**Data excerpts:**
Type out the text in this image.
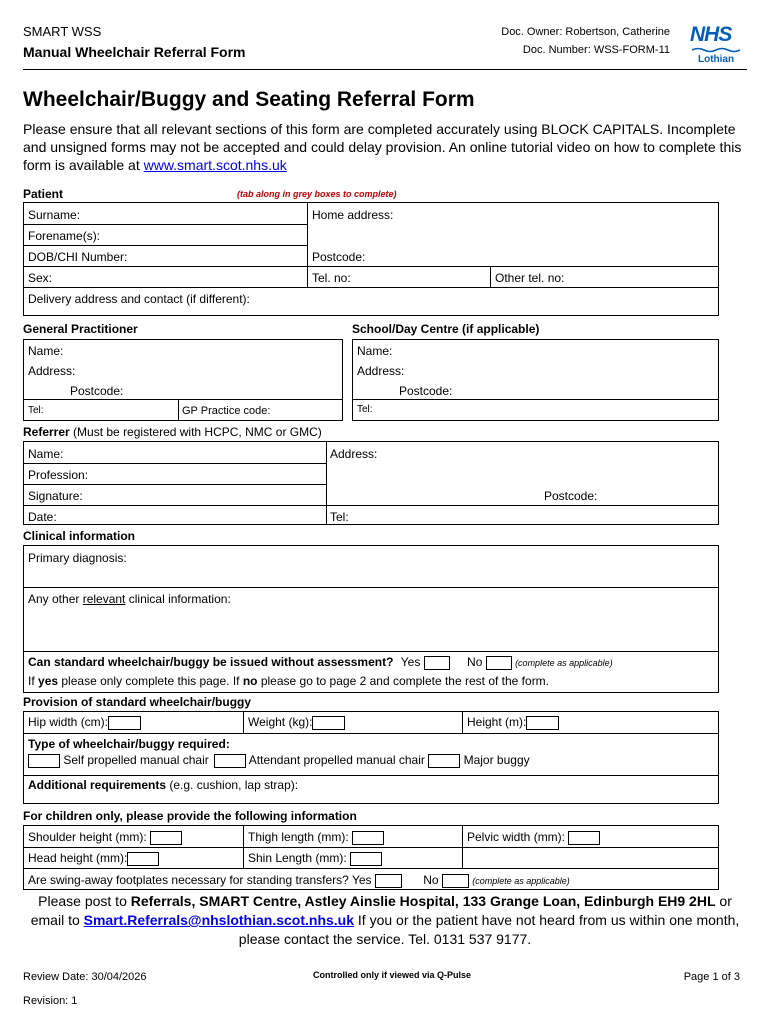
SMART WSS
Manual Wheelchair Referral Form
Doc. Owner: Robertson, Catherine
Doc. Number: WSS-FORM-11
NHS
Lothian
Wheelchair/Buggy and Seating Referral Form
Please ensure that all relevant sections of this form are completed accurately using BLOCK CAPITALS. Incomplete and unsigned forms may not be accepted and could delay provision. An online tutorial video on how to complete this form is available at www.smart.scot.nhs.uk
Patient	(tab along in grey boxes to complete)
Surname:
Forename(s):
DOB/CHI Number:
Sex:
Home address:
Postcode:
Tel. no:	Other tel. no:
Delivery address and contact (if different):
General Practitioner	School/Day Centre (if applicable)
Name:
Address:
Postcode:
Tel:	GP Practice code:
Name:
Address:
Postcode:
Tel:
Referrer (Must be registered with HCPC, NMC or GMC)
Name:
Profession:
Signature:
Date:
Address:
Postcode:
Tel:
Clinical information
Primary diagnosis:
Any other relevant clinical information:
Can standard wheelchair/buggy be issued without assessment? Yes	No	(complete as applicable)
If yes please only complete this page. If no please go to page 2 and complete the rest of the form.
Provision of standard wheelchair/buggy
Hip width (cm):	Weight (kg):	Height (m):
Type of wheelchair/buggy required:
Self propelled manual chair	Attendant propelled manual chair	Major buggy
Additional requirements (e.g. cushion, lap strap):
For children only, please provide the following information
Shoulder height (mm):	Thigh length (mm):	Pelvic width (mm):
Head height (mm):	Shin Length (mm):
Are swing-away footplates necessary for standing transfers? Yes	No	(complete as applicable)
Please post to Referrals, SMART Centre, Astley Ainslie Hospital, 133 Grange Loan, Edinburgh EH9 2HL or email to Smart.Referrals@nhslothian.scot.nhs.uk If you or the patient have not heard from us within one month, please contact the service. Tel. 0131 537 9177.
Review Date: 30/04/2026	Controlled only if viewed via Q-Pulse	Page 1 of 3
Revision: 1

**What is expected:** Read the lines above. Gather those in which the string "Type" is found.

**Result of the exercise:**
Type out the text in this image.
Type of wheelchair/buggy required:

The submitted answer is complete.